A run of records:
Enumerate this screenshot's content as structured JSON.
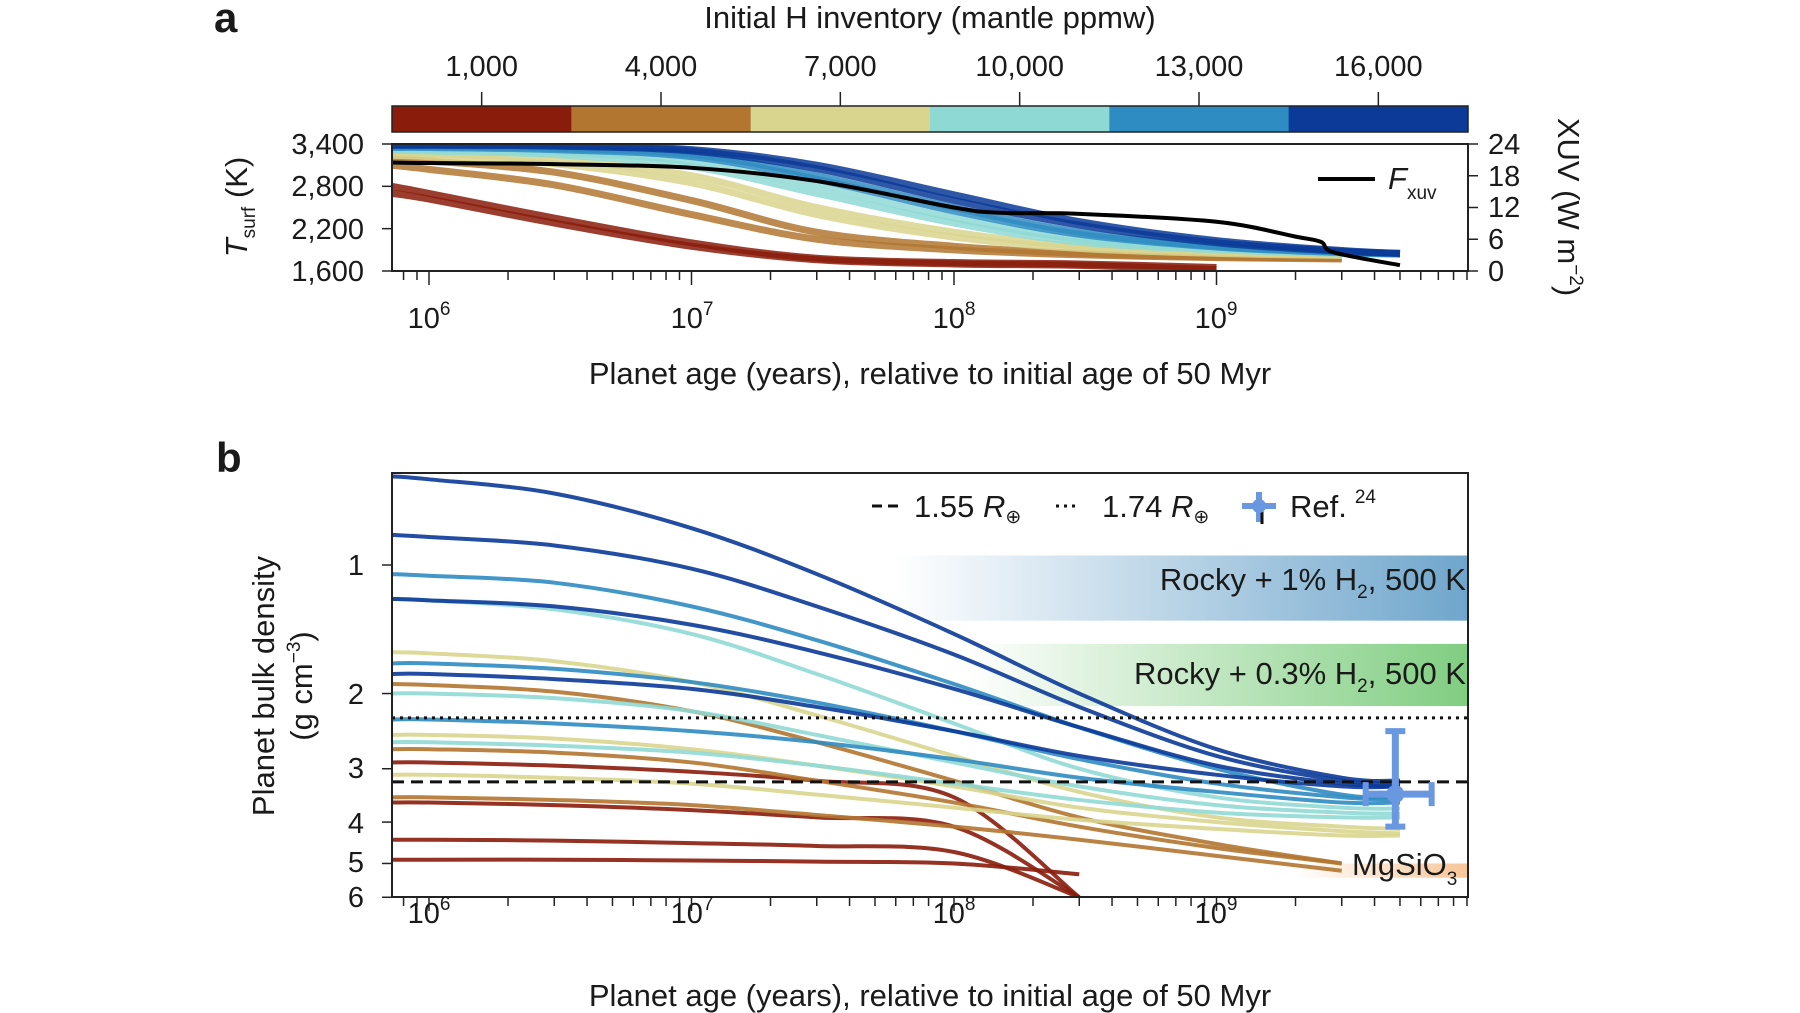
{
  "chart_data": [
    {
      "panel": "a",
      "type": "line",
      "colorbar": {
        "title": "Initial H inventory (mantle ppmw)",
        "tick_labels": [
          "1,000",
          "4,000",
          "7,000",
          "10,000",
          "13,000",
          "16,000"
        ],
        "colors": [
          "#8a1c0b",
          "#b27630",
          "#d9d58e",
          "#8fd9d5",
          "#2f8cc2",
          "#0b3a98"
        ]
      },
      "xlabel": "Planet age (years), relative to initial age of 50 Myr",
      "x_scale": "log",
      "xlim": [
        720000,
        9100000000
      ],
      "x_tick_labels": [
        {
          "base": "10",
          "exp": "6"
        },
        {
          "base": "10",
          "exp": "7"
        },
        {
          "base": "10",
          "exp": "8"
        },
        {
          "base": "10",
          "exp": "9"
        }
      ],
      "ylabel": {
        "main": "T",
        "sub": "surf",
        "unit": " (K)"
      },
      "ylim": [
        1600,
        3400
      ],
      "y_tick_labels": [
        "1,600",
        "2,200",
        "2,800",
        "3,400"
      ],
      "y_ticks": [
        1600,
        2200,
        2800,
        3400
      ],
      "y2label": {
        "main": "XUV (W m",
        "sup": "−2",
        "end": ")"
      },
      "y2lim": [
        0,
        24
      ],
      "y2_tick_labels": [
        "0",
        "6",
        "12",
        "18",
        "24"
      ],
      "y2_ticks": [
        0,
        6,
        12,
        18,
        24
      ],
      "legend": {
        "label_main": "F",
        "label_sub": "xuv",
        "position": "top-right"
      },
      "ages": [
        720000,
        1000000,
        3000000,
        10000000,
        30000000,
        100000000,
        300000000,
        1000000000,
        3000000000,
        5000000000
      ],
      "series": [
        {
          "group": 0,
          "values": [
            2800,
            2700,
            2350,
            2000,
            1780,
            1720,
            1700,
            1650,
            null,
            null
          ]
        },
        {
          "group": 0,
          "values": [
            2700,
            2620,
            2280,
            1950,
            1760,
            1700,
            1680,
            1620,
            null,
            null
          ]
        },
        {
          "group": 1,
          "values": [
            3200,
            3160,
            3000,
            2600,
            2150,
            1950,
            1850,
            1800,
            1780,
            null
          ]
        },
        {
          "group": 1,
          "values": [
            3100,
            3040,
            2820,
            2400,
            2050,
            1900,
            1830,
            1790,
            1770,
            null
          ]
        },
        {
          "group": 2,
          "values": [
            3280,
            3260,
            3180,
            2950,
            2500,
            2150,
            1950,
            1870,
            1830,
            null
          ]
        },
        {
          "group": 2,
          "values": [
            3240,
            3220,
            3120,
            2850,
            2400,
            2080,
            1920,
            1850,
            1820,
            null
          ]
        },
        {
          "group": 3,
          "values": [
            3330,
            3320,
            3280,
            3150,
            2800,
            2350,
            2050,
            1920,
            1860,
            1850
          ]
        },
        {
          "group": 3,
          "values": [
            3310,
            3300,
            3250,
            3080,
            2700,
            2280,
            2010,
            1900,
            1850,
            1840
          ]
        },
        {
          "group": 4,
          "values": [
            3360,
            3360,
            3340,
            3250,
            2950,
            2500,
            2150,
            1950,
            1870,
            1840
          ]
        },
        {
          "group": 4,
          "values": [
            3350,
            3350,
            3320,
            3220,
            2900,
            2450,
            2120,
            1940,
            1860,
            1840
          ]
        },
        {
          "group": 5,
          "values": [
            3380,
            3380,
            3370,
            3300,
            3050,
            2600,
            2250,
            2000,
            1880,
            1850
          ]
        },
        {
          "group": 5,
          "values": [
            3390,
            3390,
            3380,
            3320,
            3100,
            2680,
            2300,
            2030,
            1890,
            1850
          ]
        }
      ],
      "fxuv": {
        "ages": [
          720000,
          1000000,
          3000000,
          10000000,
          30000000,
          100000000,
          150000000,
          300000000,
          1000000000,
          2000000000,
          2500000000,
          2800000000,
          5000000000
        ],
        "values": [
          20.5,
          20.4,
          20.2,
          19.5,
          17.0,
          12.0,
          11.0,
          10.8,
          9.3,
          6.5,
          5.5,
          3.5,
          1.1
        ],
        "color": "#000000"
      }
    },
    {
      "panel": "b",
      "type": "line",
      "xlabel": "Planet age (years), relative to initial age of 50 Myr",
      "x_scale": "log",
      "xlim": [
        720000,
        9100000000
      ],
      "x_tick_labels": [
        {
          "base": "10",
          "exp": "6"
        },
        {
          "base": "10",
          "exp": "7"
        },
        {
          "base": "10",
          "exp": "8"
        },
        {
          "base": "10",
          "exp": "9"
        }
      ],
      "ylabel": {
        "line1": "Planet bulk density",
        "line2_main": "(g cm",
        "line2_sup": "−3",
        "line2_end": ")"
      },
      "y_scale": "log",
      "y_inverted": true,
      "ylim": [
        0.61,
        6
      ],
      "y_tick_labels": [
        "1",
        "2",
        "3",
        "4",
        "5",
        "6"
      ],
      "y_ticks": [
        1,
        2,
        3,
        4,
        5,
        6
      ],
      "ages": [
        720000,
        1000000,
        3000000,
        10000000,
        30000000,
        100000000,
        300000000,
        1000000000,
        3000000000,
        5000000000
      ],
      "series": [
        {
          "group": 0,
          "values": [
            2.9,
            2.9,
            2.95,
            3.05,
            3.2,
            3.5,
            6,
            null,
            null,
            null
          ]
        },
        {
          "group": 0,
          "values": [
            3.6,
            3.6,
            3.65,
            3.75,
            3.9,
            4.1,
            6,
            null,
            null,
            null
          ]
        },
        {
          "group": 0,
          "values": [
            4.4,
            4.4,
            4.42,
            4.48,
            4.55,
            4.7,
            6,
            null,
            null,
            null
          ]
        },
        {
          "group": 0,
          "values": [
            4.9,
            4.9,
            4.9,
            4.92,
            4.95,
            5.0,
            5.3,
            null,
            null,
            null
          ]
        },
        {
          "group": 1,
          "values": [
            1.9,
            1.91,
            1.98,
            2.2,
            2.6,
            3.2,
            3.9,
            4.5,
            5.0,
            null
          ]
        },
        {
          "group": 1,
          "values": [
            2.7,
            2.7,
            2.75,
            2.9,
            3.2,
            3.6,
            4.1,
            4.6,
            5.0,
            null
          ]
        },
        {
          "group": 1,
          "values": [
            3.5,
            3.5,
            3.55,
            3.65,
            3.85,
            4.1,
            4.4,
            4.8,
            5.2,
            null
          ]
        },
        {
          "group": 2,
          "values": [
            1.6,
            1.61,
            1.68,
            1.88,
            2.25,
            2.8,
            3.4,
            3.9,
            4.1,
            4.15
          ]
        },
        {
          "group": 2,
          "values": [
            2.5,
            2.5,
            2.55,
            2.7,
            2.95,
            3.3,
            3.7,
            4.0,
            4.2,
            4.25
          ]
        },
        {
          "group": 2,
          "values": [
            3.1,
            3.1,
            3.15,
            3.25,
            3.45,
            3.7,
            3.95,
            4.15,
            4.3,
            4.3
          ]
        },
        {
          "group": 3,
          "values": [
            1.2,
            1.21,
            1.27,
            1.45,
            1.8,
            2.35,
            3.0,
            3.5,
            3.7,
            3.72
          ]
        },
        {
          "group": 3,
          "values": [
            2.0,
            2.0,
            2.05,
            2.2,
            2.5,
            2.9,
            3.3,
            3.65,
            3.8,
            3.82
          ]
        },
        {
          "group": 3,
          "values": [
            2.6,
            2.6,
            2.65,
            2.75,
            2.95,
            3.25,
            3.55,
            3.8,
            3.9,
            3.9
          ]
        },
        {
          "group": 4,
          "values": [
            1.05,
            1.06,
            1.1,
            1.25,
            1.5,
            1.9,
            2.4,
            3.0,
            3.45,
            3.5
          ]
        },
        {
          "group": 4,
          "values": [
            1.7,
            1.7,
            1.75,
            1.88,
            2.1,
            2.45,
            2.85,
            3.25,
            3.5,
            3.55
          ]
        },
        {
          "group": 4,
          "values": [
            2.3,
            2.3,
            2.35,
            2.45,
            2.6,
            2.85,
            3.15,
            3.4,
            3.6,
            3.6
          ]
        },
        {
          "group": 5,
          "values": [
            0.62,
            0.63,
            0.68,
            0.82,
            1.05,
            1.45,
            2.0,
            2.7,
            3.15,
            3.2
          ]
        },
        {
          "group": 5,
          "values": [
            0.85,
            0.86,
            0.9,
            1.02,
            1.25,
            1.62,
            2.15,
            2.8,
            3.2,
            3.25
          ]
        },
        {
          "group": 5,
          "values": [
            1.2,
            1.21,
            1.25,
            1.38,
            1.6,
            1.95,
            2.4,
            2.95,
            3.25,
            3.3
          ]
        },
        {
          "group": 5,
          "values": [
            1.8,
            1.8,
            1.85,
            1.95,
            2.15,
            2.45,
            2.8,
            3.1,
            3.3,
            3.3
          ]
        }
      ],
      "reference_lines": [
        {
          "label_num": "1.55 ",
          "label_sym": "R",
          "label_sub": "⊕",
          "style": "dashed",
          "density": 3.22
        },
        {
          "label_num": "1.74 ",
          "label_sym": "R",
          "label_sub": "⊕",
          "style": "dotted",
          "density": 2.28
        }
      ],
      "bands": [
        {
          "label_main": "Rocky + 1% H",
          "label_sub": "2",
          "label_end": ", 500 K",
          "density_range": [
            0.95,
            1.35
          ],
          "age_start": 60000000,
          "color": "#5f9cc6"
        },
        {
          "label_main": "Rocky + 0.3% H",
          "label_sub": "2",
          "label_end": ", 500 K",
          "density_range": [
            1.53,
            2.14
          ],
          "age_start": 110000000,
          "color": "#72c873"
        },
        {
          "label_main": "MgSiO",
          "label_sub": "3",
          "density_range": [
            5.0,
            5.4
          ],
          "age_start": 2000000000,
          "color": "#f6b77e"
        }
      ],
      "reference_point": {
        "label": "Ref.",
        "sup": "24",
        "age": 4800000000,
        "age_range": [
          3700000000,
          6600000000
        ],
        "density": 3.44,
        "density_range": [
          2.45,
          4.1
        ],
        "color": "#6a98e0"
      }
    }
  ]
}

■ **WHAT YOU HAVE TO DO**
Identify lines with the string "Rocky". Copy each one.

■ **WRITTEN ANSWER**
          "label_main": "Rocky + 1% H",
          "label_main": "Rocky + 0.3% H",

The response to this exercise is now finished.